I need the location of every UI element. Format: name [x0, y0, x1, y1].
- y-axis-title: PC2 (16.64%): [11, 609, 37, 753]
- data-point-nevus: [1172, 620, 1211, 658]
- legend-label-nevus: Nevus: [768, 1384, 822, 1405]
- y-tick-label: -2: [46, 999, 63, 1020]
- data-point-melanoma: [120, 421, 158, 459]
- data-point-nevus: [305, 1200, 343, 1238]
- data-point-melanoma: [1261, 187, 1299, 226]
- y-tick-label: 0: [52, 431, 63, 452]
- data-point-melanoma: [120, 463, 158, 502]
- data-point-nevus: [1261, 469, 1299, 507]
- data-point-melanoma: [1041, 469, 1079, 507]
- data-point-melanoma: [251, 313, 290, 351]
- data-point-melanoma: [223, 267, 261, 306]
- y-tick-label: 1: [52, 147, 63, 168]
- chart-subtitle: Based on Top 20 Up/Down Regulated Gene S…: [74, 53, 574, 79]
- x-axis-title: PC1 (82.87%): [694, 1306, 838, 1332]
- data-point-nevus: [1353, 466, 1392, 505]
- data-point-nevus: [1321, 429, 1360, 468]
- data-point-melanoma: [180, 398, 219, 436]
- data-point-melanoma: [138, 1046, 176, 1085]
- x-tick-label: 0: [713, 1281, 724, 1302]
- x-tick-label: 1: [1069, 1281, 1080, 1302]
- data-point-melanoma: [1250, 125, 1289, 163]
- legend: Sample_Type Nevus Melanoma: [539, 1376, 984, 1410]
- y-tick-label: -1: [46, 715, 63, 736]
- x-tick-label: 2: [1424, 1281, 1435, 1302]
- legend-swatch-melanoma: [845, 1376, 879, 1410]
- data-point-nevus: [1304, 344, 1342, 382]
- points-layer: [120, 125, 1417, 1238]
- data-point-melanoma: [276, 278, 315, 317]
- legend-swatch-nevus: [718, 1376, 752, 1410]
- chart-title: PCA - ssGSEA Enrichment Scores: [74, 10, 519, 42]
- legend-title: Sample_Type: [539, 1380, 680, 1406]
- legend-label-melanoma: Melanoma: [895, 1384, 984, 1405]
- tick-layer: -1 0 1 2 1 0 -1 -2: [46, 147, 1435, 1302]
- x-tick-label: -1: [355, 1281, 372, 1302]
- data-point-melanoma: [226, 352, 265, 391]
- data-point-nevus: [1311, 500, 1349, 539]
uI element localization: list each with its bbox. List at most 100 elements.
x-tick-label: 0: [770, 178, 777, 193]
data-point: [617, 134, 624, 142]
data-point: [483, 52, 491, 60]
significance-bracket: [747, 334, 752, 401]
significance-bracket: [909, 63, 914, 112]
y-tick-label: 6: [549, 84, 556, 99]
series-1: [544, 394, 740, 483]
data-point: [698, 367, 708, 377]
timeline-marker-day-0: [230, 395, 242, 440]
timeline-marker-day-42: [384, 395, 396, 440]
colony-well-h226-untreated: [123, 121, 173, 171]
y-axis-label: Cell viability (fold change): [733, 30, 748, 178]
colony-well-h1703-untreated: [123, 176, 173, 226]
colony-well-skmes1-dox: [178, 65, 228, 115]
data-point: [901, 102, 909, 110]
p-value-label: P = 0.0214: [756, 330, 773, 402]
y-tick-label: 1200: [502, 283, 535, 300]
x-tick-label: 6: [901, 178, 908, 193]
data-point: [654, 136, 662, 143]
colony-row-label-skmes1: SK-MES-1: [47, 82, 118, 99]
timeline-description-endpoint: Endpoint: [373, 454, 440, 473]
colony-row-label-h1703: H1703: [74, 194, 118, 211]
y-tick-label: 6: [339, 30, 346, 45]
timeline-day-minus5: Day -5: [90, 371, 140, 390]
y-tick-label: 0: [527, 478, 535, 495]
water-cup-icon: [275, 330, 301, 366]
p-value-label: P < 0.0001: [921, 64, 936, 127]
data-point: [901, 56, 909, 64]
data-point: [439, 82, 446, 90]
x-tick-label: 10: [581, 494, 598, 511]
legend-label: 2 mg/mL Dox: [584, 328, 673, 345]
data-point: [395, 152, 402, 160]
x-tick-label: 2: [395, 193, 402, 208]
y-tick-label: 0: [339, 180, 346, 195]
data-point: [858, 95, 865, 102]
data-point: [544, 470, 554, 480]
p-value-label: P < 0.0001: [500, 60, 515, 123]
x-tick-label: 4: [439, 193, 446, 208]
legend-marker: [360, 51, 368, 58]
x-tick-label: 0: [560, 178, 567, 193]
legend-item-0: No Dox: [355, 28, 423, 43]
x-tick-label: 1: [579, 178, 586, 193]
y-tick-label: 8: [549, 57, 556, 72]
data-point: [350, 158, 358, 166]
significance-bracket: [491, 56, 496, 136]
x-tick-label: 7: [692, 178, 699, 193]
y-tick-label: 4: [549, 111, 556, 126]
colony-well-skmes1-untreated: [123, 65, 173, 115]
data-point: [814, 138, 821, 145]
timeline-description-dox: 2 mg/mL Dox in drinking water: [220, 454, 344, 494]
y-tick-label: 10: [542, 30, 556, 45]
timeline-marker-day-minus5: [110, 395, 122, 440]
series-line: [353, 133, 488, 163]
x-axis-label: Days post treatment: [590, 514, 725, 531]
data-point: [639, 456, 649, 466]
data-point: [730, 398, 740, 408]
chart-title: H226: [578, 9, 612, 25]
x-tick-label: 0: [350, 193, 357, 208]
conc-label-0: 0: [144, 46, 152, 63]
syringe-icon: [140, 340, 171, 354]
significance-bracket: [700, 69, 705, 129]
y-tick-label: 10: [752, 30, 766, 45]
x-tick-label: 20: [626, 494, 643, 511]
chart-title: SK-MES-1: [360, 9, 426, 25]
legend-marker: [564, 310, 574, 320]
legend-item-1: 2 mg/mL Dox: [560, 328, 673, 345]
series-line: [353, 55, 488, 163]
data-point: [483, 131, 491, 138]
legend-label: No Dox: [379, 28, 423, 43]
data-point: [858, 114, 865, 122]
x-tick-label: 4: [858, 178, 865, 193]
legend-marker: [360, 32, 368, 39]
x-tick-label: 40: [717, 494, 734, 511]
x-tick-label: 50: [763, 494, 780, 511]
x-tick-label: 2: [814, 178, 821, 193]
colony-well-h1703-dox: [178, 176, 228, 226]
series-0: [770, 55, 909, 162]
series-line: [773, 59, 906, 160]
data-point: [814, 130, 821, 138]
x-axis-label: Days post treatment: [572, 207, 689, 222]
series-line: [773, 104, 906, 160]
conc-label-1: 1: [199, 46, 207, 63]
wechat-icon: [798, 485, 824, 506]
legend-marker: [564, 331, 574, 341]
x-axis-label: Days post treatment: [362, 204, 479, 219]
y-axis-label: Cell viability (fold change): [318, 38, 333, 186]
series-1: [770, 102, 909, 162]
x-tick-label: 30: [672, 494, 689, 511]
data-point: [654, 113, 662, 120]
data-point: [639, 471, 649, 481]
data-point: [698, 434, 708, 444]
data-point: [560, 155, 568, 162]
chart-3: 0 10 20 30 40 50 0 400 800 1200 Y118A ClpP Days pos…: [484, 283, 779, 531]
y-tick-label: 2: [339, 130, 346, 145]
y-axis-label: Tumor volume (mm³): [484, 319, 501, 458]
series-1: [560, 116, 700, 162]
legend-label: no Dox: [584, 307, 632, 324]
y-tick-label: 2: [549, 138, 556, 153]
********
WHAT THE TASK REQUIRES >>
Every line of the listing that includes the word "chart" belongs in the answer.

OUTPUT BELOW >>
- chart-subtitle: Based on Top 20 Up/Down Regulated Gene S…: [74, 53, 574, 79]
- chart-title: PCA - ssGSEA Enrichment Scores: [74, 10, 519, 42]
chart-title: H226: [578, 9, 612, 25]
chart-title: SK-MES-1: [360, 9, 426, 25]
chart-3: 0 10 20 30 40 50 0 400 800 1200 Y118A ClpP Days pos…: [484, 283, 779, 531]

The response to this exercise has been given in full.